== Short exercise ==
Retype all of the data. Every line must match exactly.

Extracted records

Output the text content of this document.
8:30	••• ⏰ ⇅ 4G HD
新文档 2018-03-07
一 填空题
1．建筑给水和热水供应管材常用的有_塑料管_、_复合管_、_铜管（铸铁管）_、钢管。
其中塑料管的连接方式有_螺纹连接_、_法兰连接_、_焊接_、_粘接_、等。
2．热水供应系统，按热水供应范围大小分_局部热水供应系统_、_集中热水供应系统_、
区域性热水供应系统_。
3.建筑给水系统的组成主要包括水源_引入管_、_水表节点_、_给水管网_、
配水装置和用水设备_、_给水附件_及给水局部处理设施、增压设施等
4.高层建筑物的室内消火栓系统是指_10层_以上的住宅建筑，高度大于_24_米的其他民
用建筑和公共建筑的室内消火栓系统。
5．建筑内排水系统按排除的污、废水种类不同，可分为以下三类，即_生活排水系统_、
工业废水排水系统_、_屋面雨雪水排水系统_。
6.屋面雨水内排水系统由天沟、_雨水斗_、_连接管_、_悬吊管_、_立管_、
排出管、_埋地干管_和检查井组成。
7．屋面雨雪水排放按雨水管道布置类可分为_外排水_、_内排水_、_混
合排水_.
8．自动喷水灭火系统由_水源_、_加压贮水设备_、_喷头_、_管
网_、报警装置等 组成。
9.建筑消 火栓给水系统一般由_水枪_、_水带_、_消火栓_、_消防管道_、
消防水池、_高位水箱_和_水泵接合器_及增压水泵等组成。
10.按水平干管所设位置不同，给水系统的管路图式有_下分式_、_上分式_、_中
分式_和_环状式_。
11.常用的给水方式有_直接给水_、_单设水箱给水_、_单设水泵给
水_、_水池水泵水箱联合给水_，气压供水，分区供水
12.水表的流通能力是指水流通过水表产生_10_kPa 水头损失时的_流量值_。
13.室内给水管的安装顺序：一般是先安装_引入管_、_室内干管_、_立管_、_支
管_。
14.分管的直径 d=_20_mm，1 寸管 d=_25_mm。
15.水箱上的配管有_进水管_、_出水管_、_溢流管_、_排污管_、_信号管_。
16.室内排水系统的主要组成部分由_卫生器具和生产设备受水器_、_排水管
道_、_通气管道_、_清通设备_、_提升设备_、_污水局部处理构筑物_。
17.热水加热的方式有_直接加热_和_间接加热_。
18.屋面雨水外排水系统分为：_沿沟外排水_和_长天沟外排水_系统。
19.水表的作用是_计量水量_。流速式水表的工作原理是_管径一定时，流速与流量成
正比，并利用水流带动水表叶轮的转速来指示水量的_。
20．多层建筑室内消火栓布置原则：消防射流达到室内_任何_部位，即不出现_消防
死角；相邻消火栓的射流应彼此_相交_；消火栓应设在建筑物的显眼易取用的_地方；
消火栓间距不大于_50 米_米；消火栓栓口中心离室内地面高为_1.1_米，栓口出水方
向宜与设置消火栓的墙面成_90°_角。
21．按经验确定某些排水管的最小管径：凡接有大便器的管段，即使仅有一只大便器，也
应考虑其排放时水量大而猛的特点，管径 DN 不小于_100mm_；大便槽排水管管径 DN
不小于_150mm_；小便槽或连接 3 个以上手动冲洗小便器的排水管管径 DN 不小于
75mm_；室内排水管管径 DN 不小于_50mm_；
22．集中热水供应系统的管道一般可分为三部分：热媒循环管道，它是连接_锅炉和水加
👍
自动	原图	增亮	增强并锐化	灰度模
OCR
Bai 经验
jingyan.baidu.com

== Output of the task ==
Output the text content of this document.
8:30	••• ⏰ ⇅ 4G HD
新文档 2018-03-07
一 填空题
1．建筑给水和热水供应管材常用的有_塑料管_、_复合管_、_铜管（铸铁管）_、钢管。
其中塑料管的连接方式有_螺纹连接_、_法兰连接_、_焊接_、_粘接_、等。
2．热水供应系统，按热水供应范围大小分_局部热水供应系统_、_集中热水供应系统_、
区域性热水供应系统_。
3.建筑给水系统的组成主要包括水源_引入管_、_水表节点_、_给水管网_、
配水装置和用水设备_、_给水附件_及给水局部处理设施、增压设施等
4.高层建筑物的室内消火栓系统是指_10层_以上的住宅建筑，高度大于_24_米的其他民
用建筑和公共建筑的室内消火栓系统。
5．建筑内排水系统按排除的污、废水种类不同，可分为以下三类，即_生活排水系统_、
工业废水排水系统_、_屋面雨雪水排水系统_。
6.屋面雨水内排水系统由天沟、_雨水斗_、_连接管_、_悬吊管_、_立管_、
排出管、_埋地干管_和检查井组成。
7．屋面雨雪水排放按雨水管道布置类可分为_外排水_、_内排水_、_混
合排水_.
8．自动喷水灭火系统由_水源_、_加压贮水设备_、_喷头_、_管
网_、报警装置等 组成。
9.建筑消 火栓给水系统一般由_水枪_、_水带_、_消火栓_、_消防管道_、
消防水池、_高位水箱_和_水泵接合器_及增压水泵等组成。
10.按水平干管所设位置不同，给水系统的管路图式有_下分式_、_上分式_、_中
分式_和_环状式_。
11.常用的给水方式有_直接给水_、_单设水箱给水_、_单设水泵给
水_、_水池水泵水箱联合给水_，气压供水，分区供水
12.水表的流通能力是指水流通过水表产生_10_kPa 水头损失时的_流量值_。
13.室内给水管的安装顺序：一般是先安装_引入管_、_室内干管_、_立管_、_支
管_。
14.分管的直径 d=_20_mm，1 寸管 d=_25_mm。
15.水箱上的配管有_进水管_、_出水管_、_溢流管_、_排污管_、_信号管_。
16.室内排水系统的主要组成部分由_卫生器具和生产设备受水器_、_排水管
道_、_通气管道_、_清通设备_、_提升设备_、_污水局部处理构筑物_。
17.热水加热的方式有_直接加热_和_间接加热_。
18.屋面雨水外排水系统分为：_沿沟外排水_和_长天沟外排水_系统。
19.水表的作用是_计量水量_。流速式水表的工作原理是_管径一定时，流速与流量成
正比，并利用水流带动水表叶轮的转速来指示水量的_。
20．多层建筑室内消火栓布置原则：消防射流达到室内_任何_部位，即不出现_消防
死角；相邻消火栓的射流应彼此_相交_；消火栓应设在建筑物的显眼易取用的_地方；
消火栓间距不大于_50 米_米；消火栓栓口中心离室内地面高为_1.1_米，栓口出水方
向宜与设置消火栓的墙面成_90°_角。
21．按经验确定某些排水管的最小管径：凡接有大便器的管段，即使仅有一只大便器，也
应考虑其排放时水量大而猛的特点，管径 DN 不小于_100mm_；大便槽排水管管径 DN
不小于_150mm_；小便槽或连接 3 个以上手动冲洗小便器的排水管管径 DN 不小于
75mm_；室内排水管管径 DN 不小于_50mm_；
22．集中热水供应系统的管道一般可分为三部分：热媒循环管道，它是连接_锅炉和水加
👍
自动	原图	增亮	增强并锐化	灰度模
OCR
Bai 经验
jingyan.baidu.com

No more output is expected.